##### THE INPUT #####

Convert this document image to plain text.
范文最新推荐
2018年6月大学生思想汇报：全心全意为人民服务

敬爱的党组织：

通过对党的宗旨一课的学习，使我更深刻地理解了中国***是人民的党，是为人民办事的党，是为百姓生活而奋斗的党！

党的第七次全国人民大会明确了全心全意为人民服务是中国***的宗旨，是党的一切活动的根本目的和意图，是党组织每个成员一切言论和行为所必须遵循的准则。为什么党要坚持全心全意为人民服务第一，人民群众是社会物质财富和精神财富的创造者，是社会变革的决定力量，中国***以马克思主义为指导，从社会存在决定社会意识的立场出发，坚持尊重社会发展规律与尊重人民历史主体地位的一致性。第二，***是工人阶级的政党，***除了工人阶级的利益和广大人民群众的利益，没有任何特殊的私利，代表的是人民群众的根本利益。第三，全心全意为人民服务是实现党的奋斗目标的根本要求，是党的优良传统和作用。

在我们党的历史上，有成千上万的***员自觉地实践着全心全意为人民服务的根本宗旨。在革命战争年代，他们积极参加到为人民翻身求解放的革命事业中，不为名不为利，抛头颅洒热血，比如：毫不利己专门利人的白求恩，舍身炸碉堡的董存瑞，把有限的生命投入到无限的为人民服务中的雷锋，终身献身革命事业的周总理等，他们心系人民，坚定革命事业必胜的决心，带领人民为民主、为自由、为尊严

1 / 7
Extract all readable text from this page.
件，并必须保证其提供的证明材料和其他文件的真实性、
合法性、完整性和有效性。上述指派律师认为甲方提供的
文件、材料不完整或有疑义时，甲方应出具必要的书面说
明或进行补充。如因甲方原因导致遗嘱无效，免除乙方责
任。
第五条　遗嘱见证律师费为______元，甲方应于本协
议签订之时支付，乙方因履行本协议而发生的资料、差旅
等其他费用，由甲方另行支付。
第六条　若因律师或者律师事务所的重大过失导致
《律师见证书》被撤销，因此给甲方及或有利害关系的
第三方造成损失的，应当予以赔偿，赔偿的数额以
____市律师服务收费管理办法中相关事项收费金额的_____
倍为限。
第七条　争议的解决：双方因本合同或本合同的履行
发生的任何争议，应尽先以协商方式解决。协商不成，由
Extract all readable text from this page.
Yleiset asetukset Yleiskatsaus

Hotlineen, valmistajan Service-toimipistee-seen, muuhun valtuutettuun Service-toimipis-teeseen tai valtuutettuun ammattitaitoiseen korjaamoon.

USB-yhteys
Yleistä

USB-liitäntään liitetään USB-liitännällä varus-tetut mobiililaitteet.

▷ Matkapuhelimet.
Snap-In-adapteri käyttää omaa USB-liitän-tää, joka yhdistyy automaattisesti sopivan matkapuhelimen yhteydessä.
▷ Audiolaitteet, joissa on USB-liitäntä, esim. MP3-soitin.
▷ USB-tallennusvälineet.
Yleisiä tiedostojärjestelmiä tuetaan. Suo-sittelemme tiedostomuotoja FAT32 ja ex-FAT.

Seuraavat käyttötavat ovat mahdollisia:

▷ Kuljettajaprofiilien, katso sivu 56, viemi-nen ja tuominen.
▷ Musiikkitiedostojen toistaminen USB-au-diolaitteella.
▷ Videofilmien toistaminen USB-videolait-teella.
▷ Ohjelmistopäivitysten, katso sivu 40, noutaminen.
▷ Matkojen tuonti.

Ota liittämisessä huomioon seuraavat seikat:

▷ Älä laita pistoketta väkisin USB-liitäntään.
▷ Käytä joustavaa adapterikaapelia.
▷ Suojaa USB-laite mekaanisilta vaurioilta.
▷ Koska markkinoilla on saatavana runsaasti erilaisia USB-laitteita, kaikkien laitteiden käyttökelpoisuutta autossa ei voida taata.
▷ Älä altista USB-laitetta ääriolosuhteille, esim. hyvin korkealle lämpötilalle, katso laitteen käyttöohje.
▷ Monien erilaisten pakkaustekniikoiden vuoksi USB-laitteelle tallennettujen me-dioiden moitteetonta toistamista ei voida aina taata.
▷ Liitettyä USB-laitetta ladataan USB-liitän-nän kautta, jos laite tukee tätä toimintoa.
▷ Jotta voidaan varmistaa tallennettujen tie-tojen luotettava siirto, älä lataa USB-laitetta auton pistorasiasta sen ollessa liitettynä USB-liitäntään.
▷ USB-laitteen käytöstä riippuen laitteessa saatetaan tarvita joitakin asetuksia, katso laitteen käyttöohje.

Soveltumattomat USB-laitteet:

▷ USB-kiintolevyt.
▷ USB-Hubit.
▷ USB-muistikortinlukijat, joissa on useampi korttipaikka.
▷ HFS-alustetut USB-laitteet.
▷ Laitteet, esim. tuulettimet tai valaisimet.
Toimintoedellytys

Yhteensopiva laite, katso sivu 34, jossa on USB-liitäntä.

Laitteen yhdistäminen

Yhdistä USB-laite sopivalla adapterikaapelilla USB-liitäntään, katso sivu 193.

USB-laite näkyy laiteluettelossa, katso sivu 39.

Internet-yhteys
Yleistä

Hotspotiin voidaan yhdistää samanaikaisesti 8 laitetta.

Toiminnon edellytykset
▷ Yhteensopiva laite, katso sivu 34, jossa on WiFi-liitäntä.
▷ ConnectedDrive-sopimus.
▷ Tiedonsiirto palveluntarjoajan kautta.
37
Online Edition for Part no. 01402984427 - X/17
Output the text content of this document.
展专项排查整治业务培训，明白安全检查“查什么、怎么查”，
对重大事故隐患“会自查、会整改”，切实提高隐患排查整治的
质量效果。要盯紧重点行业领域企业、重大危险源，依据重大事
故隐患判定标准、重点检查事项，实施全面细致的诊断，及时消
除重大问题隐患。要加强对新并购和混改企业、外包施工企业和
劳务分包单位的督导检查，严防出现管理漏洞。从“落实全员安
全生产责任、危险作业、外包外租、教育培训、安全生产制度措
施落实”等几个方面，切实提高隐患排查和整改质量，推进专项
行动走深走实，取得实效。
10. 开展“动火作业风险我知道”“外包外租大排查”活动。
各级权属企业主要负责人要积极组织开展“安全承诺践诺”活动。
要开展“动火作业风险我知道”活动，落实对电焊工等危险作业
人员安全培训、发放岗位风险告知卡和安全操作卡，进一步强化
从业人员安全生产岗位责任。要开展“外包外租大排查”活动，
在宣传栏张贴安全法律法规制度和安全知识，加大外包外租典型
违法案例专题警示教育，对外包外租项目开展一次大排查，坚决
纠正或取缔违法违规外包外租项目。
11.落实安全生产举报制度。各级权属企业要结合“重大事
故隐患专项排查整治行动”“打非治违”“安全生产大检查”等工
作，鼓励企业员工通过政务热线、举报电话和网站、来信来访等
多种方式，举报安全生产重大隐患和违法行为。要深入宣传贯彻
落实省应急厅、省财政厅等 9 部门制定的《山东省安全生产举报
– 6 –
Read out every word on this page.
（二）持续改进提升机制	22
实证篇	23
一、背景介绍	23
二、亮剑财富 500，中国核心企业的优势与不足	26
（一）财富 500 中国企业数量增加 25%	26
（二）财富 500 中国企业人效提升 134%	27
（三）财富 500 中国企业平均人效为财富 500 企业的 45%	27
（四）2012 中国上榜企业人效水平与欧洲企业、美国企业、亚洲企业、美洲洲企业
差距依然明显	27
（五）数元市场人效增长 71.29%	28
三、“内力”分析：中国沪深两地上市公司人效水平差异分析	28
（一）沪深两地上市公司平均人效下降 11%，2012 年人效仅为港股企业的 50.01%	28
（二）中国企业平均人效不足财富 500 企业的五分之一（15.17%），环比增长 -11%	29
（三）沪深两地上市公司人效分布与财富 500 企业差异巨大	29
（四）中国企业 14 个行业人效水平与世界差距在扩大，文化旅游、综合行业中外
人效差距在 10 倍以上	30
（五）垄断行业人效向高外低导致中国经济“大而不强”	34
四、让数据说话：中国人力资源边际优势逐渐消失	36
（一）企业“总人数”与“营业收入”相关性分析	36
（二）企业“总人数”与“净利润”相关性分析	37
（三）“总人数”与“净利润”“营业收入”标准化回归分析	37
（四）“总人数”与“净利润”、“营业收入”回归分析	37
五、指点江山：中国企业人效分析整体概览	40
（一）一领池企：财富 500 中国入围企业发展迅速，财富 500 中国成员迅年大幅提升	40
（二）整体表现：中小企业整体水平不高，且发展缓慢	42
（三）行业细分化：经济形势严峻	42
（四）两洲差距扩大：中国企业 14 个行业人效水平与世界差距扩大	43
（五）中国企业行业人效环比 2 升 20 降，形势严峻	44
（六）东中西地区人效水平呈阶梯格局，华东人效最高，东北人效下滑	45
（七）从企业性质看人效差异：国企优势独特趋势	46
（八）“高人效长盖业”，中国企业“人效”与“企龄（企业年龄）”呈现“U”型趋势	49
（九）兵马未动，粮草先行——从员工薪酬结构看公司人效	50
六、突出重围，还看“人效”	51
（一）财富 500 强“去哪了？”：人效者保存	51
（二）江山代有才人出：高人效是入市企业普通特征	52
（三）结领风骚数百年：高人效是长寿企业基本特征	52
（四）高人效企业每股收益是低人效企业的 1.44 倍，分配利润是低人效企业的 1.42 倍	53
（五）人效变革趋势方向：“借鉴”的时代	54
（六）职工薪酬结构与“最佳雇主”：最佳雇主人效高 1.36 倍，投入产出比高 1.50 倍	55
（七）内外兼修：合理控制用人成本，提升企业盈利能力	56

#####

» **TASK**
Determine the number of lines in the entries above where the string "营业收入" appears. Answer with the number alone.

» **WRITTEN RESPONSE**
3